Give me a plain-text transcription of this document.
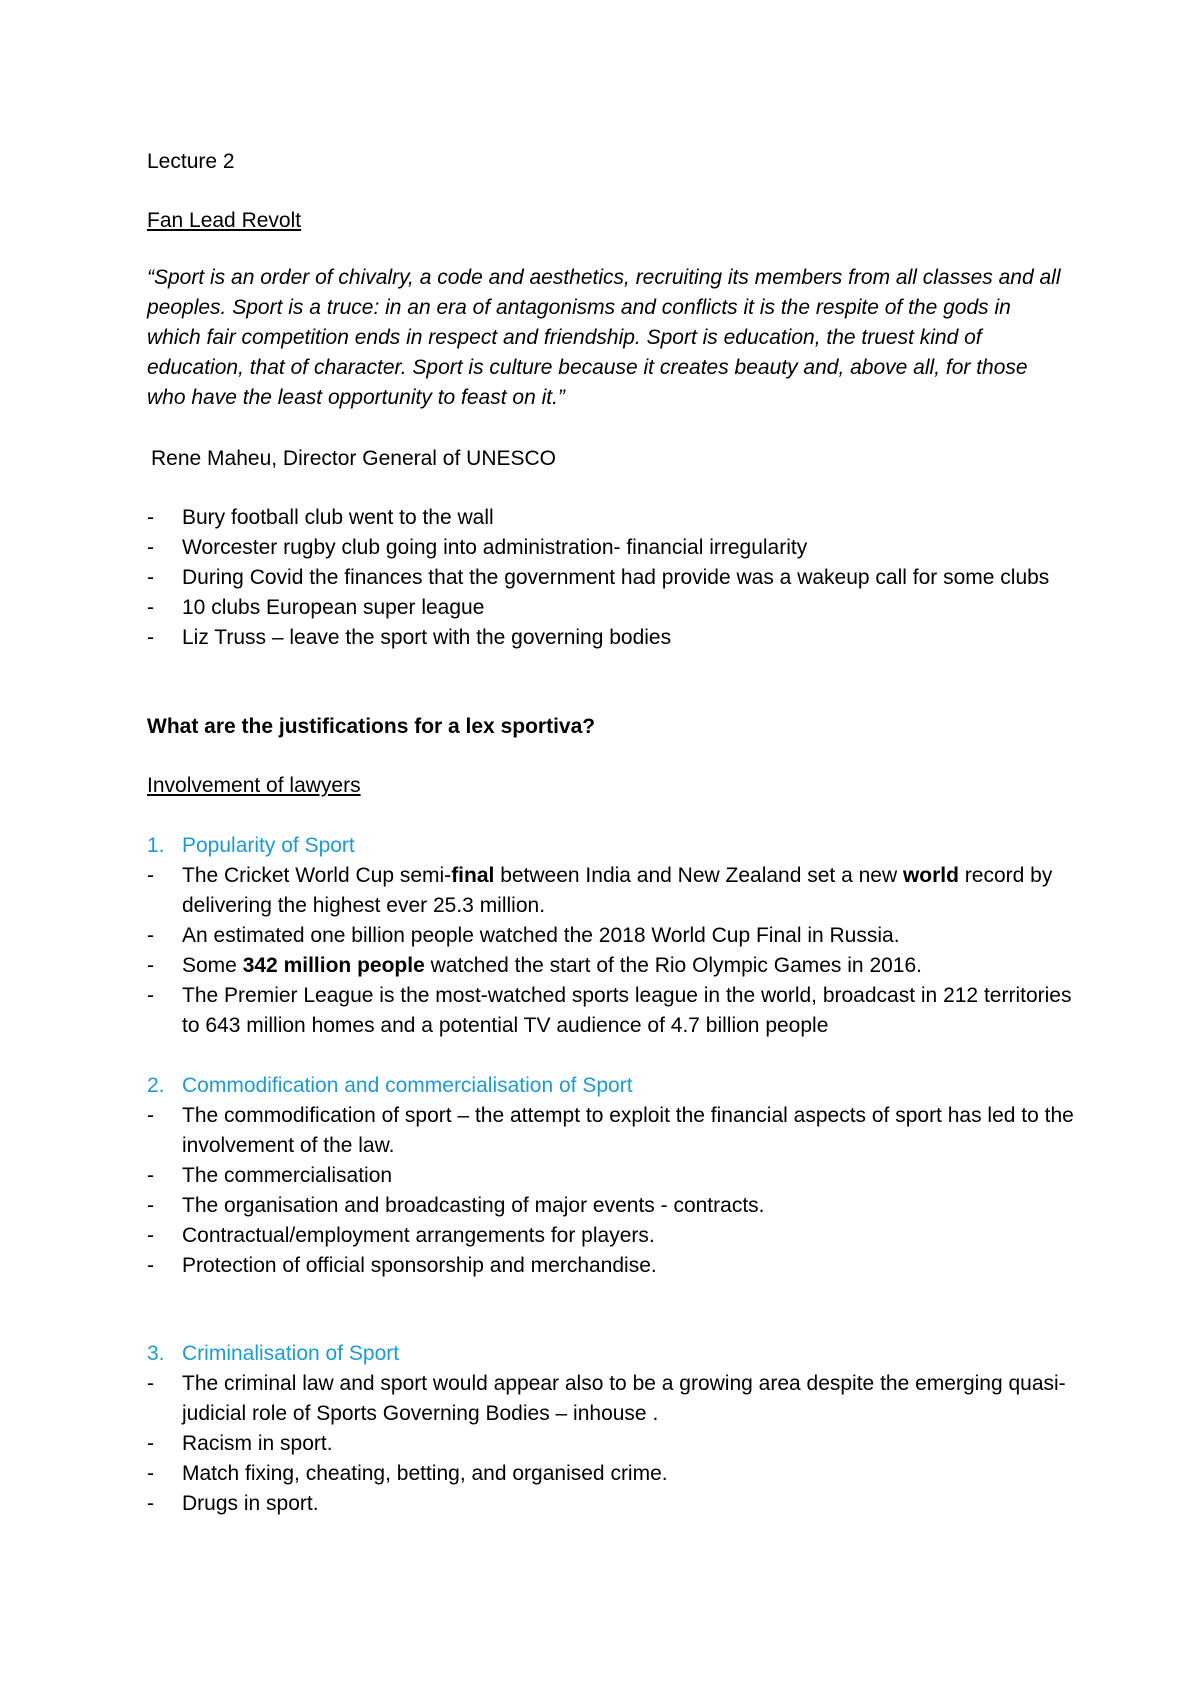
Lecture 2
Fan Lead Revolt
“Sport is an order of chivalry, a code and aesthetics, recruiting its members from all classes and all peoples. Sport is a truce: in an era of antagonisms and conflicts it is the respite of the gods in which fair competition ends in respect and friendship. Sport is education, the truest kind of education, that of character. Sport is culture because it creates beauty and, above all, for those who have the least opportunity to feast on it.”
Rene Maheu, Director General of UNESCO
- Bury football club went to the wall
- Worcester rugby club going into administration- financial irregularity
- During Covid the finances that the government had provide was a wakeup call for some clubs
- 10 clubs European super league
- Liz Truss – leave the sport with the governing bodies
What are the justifications for a lex sportiva?
Involvement of lawyers
1. Popularity of Sport
- The Cricket World Cup semi-final between India and New Zealand set a new world record by delivering the highest ever 25.3 million.
- An estimated one billion people watched the 2018 World Cup Final in Russia.
- Some 342 million people watched the start of the Rio Olympic Games in 2016.
- The Premier League is the most-watched sports league in the world, broadcast in 212 territories to 643 million homes and a potential TV audience of 4.7 billion people
2. Commodification and commercialisation of Sport
- The commodification of sport – the attempt to exploit the financial aspects of sport has led to the involvement of the law.
- The commercialisation
- The organisation and broadcasting of major events - contracts.
- Contractual/employment arrangements for players.
- Protection of official sponsorship and merchandise.
3. Criminalisation of Sport
- The criminal law and sport would appear also to be a growing area despite the emerging quasi-judicial role of Sports Governing Bodies – inhouse .
- Racism in sport.
- Match fixing, cheating, betting, and organised crime.
- Drugs in sport.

(STATED EXERCISE):
Reproduce all of the material above word for word. Omit the pictures.

(THE SOLUTION):
Give me a plain-text transcription of this document.
Lecture 2
Fan Lead Revolt
“Sport is an order of chivalry, a code and aesthetics, recruiting its members from all classes and all peoples. Sport is a truce: in an era of antagonisms and conflicts it is the respite of the gods in which fair competition ends in respect and friendship. Sport is education, the truest kind of education, that of character. Sport is culture because it creates beauty and, above all, for those who have the least opportunity to feast on it.”
Rene Maheu, Director General of UNESCO
- Bury football club went to the wall
- Worcester rugby club going into administration- financial irregularity
- During Covid the finances that the government had provide was a wakeup call for some clubs
- 10 clubs European super league
- Liz Truss – leave the sport with the governing bodies
What are the justifications for a lex sportiva?
Involvement of lawyers
1. Popularity of Sport
- The Cricket World Cup semi-final between India and New Zealand set a new world record by delivering the highest ever 25.3 million.
- An estimated one billion people watched the 2018 World Cup Final in Russia.
- Some 342 million people watched the start of the Rio Olympic Games in 2016.
- The Premier League is the most-watched sports league in the world, broadcast in 212 territories to 643 million homes and a potential TV audience of 4.7 billion people
2. Commodification and commercialisation of Sport
- The commodification of sport – the attempt to exploit the financial aspects of sport has led to the involvement of the law.
- The commercialisation
- The organisation and broadcasting of major events - contracts.
- Contractual/employment arrangements for players.
- Protection of official sponsorship and merchandise.
3. Criminalisation of Sport
- The criminal law and sport would appear also to be a growing area despite the emerging quasi-judicial role of Sports Governing Bodies – inhouse .
- Racism in sport.
- Match fixing, cheating, betting, and organised crime.
- Drugs in sport.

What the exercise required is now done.